§ **Exercise inputs**:
◆ ◆ ◆ ◆ ◆
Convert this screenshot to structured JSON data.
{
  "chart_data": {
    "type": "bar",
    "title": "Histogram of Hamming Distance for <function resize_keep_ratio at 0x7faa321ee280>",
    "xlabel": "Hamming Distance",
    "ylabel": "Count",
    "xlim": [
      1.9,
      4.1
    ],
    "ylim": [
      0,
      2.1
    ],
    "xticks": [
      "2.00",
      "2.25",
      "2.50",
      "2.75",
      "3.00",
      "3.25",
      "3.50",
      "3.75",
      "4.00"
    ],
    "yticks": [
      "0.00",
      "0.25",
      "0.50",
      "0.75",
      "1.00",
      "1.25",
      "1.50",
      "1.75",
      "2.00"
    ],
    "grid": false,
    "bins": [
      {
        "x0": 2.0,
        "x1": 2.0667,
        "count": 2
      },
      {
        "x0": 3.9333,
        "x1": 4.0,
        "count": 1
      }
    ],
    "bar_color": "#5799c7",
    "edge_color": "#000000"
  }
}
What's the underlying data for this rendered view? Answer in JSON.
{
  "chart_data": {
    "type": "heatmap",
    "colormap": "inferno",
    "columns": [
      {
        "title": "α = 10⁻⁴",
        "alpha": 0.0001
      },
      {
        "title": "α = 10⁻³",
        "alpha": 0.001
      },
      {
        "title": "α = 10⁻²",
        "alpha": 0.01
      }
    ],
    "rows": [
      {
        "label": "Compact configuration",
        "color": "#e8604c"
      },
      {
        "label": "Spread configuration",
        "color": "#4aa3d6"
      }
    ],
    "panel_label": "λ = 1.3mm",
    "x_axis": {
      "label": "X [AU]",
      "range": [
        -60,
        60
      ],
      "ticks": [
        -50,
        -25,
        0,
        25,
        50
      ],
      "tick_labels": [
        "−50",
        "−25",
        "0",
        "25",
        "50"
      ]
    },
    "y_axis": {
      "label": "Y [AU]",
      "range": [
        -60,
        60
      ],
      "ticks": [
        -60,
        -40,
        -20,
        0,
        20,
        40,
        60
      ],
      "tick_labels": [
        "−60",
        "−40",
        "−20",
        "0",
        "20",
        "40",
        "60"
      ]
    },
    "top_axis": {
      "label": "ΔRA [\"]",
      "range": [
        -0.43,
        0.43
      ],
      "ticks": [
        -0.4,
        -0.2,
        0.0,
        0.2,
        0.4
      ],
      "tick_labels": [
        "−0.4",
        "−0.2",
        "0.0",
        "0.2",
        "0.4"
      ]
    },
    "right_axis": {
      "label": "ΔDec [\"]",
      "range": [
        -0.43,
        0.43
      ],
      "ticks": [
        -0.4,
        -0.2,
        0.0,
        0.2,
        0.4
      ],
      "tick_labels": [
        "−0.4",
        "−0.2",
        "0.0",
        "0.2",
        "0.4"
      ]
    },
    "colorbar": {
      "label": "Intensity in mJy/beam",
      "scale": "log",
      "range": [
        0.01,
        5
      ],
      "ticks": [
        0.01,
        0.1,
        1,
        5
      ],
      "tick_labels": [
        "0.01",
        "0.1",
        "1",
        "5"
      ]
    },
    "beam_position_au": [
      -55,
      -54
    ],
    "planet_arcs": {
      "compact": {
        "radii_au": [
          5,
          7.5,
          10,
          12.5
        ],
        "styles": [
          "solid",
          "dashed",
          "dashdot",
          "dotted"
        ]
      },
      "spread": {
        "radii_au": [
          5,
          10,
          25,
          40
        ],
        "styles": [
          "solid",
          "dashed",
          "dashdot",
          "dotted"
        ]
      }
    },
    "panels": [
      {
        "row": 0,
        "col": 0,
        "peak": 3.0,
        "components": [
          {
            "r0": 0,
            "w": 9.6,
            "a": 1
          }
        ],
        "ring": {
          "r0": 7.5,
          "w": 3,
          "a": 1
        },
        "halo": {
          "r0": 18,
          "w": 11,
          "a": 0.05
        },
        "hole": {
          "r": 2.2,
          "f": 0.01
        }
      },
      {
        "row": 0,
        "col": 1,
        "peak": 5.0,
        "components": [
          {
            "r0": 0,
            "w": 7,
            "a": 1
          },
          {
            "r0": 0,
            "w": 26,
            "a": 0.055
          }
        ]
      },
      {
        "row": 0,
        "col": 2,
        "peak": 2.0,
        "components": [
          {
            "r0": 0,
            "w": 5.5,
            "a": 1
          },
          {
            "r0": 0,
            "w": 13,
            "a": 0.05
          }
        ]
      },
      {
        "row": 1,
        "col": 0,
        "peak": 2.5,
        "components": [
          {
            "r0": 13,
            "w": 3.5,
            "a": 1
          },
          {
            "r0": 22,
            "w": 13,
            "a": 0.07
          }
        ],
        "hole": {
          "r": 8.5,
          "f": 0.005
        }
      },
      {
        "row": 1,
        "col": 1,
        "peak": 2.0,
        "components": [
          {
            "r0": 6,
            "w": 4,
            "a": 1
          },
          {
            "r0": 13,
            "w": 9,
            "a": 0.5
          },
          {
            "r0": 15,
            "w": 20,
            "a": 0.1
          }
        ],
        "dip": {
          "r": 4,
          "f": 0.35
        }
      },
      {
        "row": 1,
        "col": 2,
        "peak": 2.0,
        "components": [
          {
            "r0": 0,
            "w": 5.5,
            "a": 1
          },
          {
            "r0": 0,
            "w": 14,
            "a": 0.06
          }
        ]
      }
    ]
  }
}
◆ ◆ ◆ ◆ ◆
§ **Written instruction**: Of the lines in the records, how many contain the word "Hamming"? Answer with the number and nothing else.

§ **Complete response**: 2